本文
ここから本題ですが、
では具体的に、テン泊(テンパク)の何がいいのか。
はじめに、テントじたいの物理的なよさから。
軽くてコンパクト、丈夫で、
どこにでも持っていけるから節約にもなる。
ちなみにテントにはいくつか種類があって、
大別すると、いわゆるアウトドアキャンプ用のテントか
「山岳テント」、つまり登山用のテントになると思います。
私たち夫婦が使っているのは、その山岳テントのほうです。
車で運ぶことの多いキャンプ用とちがって
人がかついでいくことを前提としているので、
じつはそんなに重くありません。

これがうちの装備です。
一番上にあるのは寝袋で、それ以外がテント一式。
想像していたよりは、コンパクトだなと思いませんか?
山岳テントの場合、2人用でだいたい1.5キロ前後。
最近はどんどん軽量化が進んでいて、
1人用なら500g以下、というものもあるようです。
思い立ったらわりとどこへでも持っていけるので、
旅行先でもかなり活躍しています。
テントがあることで臨機応変に行動できるし、
宿泊費の節約にもなる。

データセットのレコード
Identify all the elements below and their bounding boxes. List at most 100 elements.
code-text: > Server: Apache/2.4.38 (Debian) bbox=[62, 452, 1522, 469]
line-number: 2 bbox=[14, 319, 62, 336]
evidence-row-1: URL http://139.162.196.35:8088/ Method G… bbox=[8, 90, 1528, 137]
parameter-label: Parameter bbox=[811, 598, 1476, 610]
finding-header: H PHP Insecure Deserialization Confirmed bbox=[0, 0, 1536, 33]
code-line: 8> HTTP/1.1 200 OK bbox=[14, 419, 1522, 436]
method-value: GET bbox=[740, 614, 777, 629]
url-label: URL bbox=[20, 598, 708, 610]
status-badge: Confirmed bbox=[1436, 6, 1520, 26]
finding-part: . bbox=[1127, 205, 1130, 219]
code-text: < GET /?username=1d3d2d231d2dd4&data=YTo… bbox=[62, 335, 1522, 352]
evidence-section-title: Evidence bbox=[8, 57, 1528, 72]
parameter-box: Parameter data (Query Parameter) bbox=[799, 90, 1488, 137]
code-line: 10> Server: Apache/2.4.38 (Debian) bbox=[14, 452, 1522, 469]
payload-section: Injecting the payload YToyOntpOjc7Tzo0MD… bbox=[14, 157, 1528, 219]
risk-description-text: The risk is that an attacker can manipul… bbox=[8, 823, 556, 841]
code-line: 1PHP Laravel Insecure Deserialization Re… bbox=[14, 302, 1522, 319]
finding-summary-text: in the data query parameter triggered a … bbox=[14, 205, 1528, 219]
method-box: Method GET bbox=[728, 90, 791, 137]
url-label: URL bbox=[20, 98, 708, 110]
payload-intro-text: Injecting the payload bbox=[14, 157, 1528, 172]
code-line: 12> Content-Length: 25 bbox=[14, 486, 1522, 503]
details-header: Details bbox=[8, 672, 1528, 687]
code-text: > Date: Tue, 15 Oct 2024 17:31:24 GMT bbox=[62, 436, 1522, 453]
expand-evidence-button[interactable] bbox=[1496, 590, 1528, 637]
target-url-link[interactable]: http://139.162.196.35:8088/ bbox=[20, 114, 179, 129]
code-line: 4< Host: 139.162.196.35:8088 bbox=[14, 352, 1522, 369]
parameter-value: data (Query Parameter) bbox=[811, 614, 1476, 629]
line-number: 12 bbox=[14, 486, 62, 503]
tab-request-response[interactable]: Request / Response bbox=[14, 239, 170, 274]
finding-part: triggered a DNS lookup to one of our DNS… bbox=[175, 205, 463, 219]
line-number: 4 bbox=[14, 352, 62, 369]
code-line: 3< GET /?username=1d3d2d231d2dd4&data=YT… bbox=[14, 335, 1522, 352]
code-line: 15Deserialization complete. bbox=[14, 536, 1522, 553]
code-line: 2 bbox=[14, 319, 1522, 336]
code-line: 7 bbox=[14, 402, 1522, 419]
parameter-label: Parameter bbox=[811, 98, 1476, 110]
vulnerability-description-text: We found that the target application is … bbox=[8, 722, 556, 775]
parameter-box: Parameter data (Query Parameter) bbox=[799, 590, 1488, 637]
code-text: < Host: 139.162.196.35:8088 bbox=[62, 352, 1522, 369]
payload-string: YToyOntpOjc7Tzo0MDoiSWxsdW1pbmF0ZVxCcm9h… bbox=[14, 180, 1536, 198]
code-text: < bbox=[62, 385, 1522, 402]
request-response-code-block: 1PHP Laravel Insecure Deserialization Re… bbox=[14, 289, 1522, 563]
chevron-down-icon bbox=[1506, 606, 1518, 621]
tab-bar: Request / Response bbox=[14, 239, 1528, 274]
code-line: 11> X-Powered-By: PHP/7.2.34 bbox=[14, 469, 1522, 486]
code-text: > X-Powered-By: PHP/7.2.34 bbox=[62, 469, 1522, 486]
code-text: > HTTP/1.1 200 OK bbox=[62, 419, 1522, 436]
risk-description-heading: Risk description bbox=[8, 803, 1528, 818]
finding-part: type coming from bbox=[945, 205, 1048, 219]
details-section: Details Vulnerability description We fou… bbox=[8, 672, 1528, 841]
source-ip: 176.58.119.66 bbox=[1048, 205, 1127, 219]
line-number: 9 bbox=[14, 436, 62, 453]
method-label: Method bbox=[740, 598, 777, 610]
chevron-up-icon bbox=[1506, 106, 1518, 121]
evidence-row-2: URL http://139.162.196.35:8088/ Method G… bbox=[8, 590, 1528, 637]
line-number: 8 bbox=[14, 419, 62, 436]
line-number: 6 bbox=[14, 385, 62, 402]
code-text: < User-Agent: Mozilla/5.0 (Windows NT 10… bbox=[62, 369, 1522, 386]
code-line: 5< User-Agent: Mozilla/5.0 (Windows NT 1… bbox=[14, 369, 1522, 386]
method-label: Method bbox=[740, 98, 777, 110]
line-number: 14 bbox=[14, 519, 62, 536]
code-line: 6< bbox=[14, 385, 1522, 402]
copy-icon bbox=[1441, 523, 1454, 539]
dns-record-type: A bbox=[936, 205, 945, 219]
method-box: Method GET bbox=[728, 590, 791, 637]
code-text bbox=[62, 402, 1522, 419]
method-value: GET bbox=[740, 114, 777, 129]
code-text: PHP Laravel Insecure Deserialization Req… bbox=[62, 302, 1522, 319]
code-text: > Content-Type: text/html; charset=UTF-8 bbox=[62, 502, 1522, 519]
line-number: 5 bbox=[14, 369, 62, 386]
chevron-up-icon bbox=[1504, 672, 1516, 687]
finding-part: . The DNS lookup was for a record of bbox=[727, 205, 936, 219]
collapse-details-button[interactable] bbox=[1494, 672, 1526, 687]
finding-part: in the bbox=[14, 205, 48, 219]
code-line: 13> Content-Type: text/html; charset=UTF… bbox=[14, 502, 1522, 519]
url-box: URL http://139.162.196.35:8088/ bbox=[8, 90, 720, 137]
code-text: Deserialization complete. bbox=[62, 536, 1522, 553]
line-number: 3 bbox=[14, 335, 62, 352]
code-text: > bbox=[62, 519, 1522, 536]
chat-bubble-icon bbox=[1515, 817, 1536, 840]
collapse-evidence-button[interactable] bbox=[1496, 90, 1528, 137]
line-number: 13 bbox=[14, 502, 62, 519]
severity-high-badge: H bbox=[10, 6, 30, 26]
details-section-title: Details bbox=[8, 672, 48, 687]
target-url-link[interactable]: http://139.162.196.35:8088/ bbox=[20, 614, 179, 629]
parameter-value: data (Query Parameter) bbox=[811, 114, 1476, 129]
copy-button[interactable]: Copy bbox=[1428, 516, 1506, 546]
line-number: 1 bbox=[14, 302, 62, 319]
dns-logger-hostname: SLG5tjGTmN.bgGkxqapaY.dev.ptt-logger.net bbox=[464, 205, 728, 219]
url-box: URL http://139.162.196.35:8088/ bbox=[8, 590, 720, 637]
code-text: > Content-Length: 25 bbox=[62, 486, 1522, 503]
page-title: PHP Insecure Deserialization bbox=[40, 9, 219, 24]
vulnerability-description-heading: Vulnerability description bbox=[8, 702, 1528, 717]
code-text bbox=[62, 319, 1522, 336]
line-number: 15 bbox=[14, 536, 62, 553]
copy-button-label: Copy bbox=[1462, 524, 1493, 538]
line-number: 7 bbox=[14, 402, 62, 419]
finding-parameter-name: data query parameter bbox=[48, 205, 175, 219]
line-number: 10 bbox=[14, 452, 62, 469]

取り組む作業
a. テン泊についての本文のうち、「ちなみにテントにはいくつか種類があって、」で始まり「山岳テントの場合、2人用でだいたい1.5キロ前後。」で終わる部分を一字も変えずに書き写すこと。
b. テン泊についての本文を、最後の文のあとから書き継ぐこと。
レコードはここでは使わない。

解答
a.
ちなみにテントにはいくつか種類があって、
大別すると、いわゆるアウトドアキャンプ用のテントか
「山岳テント」、つまり登山用のテントになると思います。
私たち夫婦が使っているのは、その山岳テントのほうです。
車で運ぶことの多いキャンプ用とちがって
人がかついでいくことを前提としているので、
じつはそんなに重くありません。

これがうちの装備です。
一番上にあるのは寝袋で、それ以外がテント一式。
想像していたよりは、コンパクトだなと思いませんか?
山岳テントの場合、2人用でだいたい1.5キロ前後。

b.
私たちは買ってから1年くらいで、すぐ元がとれました。
たとえばこちらはスイスの広大なオートキャンプ場。
立派なキャンピングカーで来ている人だらけの中で、
こんなちんまりとしたテントはもちろん私たちだけでしたが(笑)。

たとえよく知らない場所でも、
テントをポンと置いた瞬間、
そこに自分の部屋ができた感覚になれるのがすごいところ。
薄いテントのカバーでおおわれただけなのに
なんということでしょう、
この安心感。守られてる感。
テントの中はほんわかと温かいので、
気持ちもおだやかになるようです。
これってもしかしたら、
母親のおなかの中にいたときの感覚‥‥?
私なんて、リラックスしすぎて
10時間、山のふもとのテントで熟睡したことがあります。
不眠になやむかたには、テント睡眠をぜひおすすめしたいです。
ただし注意点としては、音は基本的につつぬけです。
こちらの出す音も外に聞こえてしまいます。
お隣のテントが近い、なんていうときは要注意。
それでも、視界はさえぎられているぶん、
プライベート感はかなり保たれると思います。
それと、音で言えば、夜中にゴォーと風の鳴る音や
雨の打ちつける音にドキドキしたり、
外がそんなに荒れてるのに、テントの中は静かで、
ものすごく安どしたり。
そんなふうに外の様子を間近に感じながら過ごせるのも、
テン泊ならではの素敵なところだと思います。
自分はいつもと変わらないのに、いつもとおなじテントなのに、
目の前の景色が、聞こえてくる音がちがう。
いつもそんなワクワクがあります。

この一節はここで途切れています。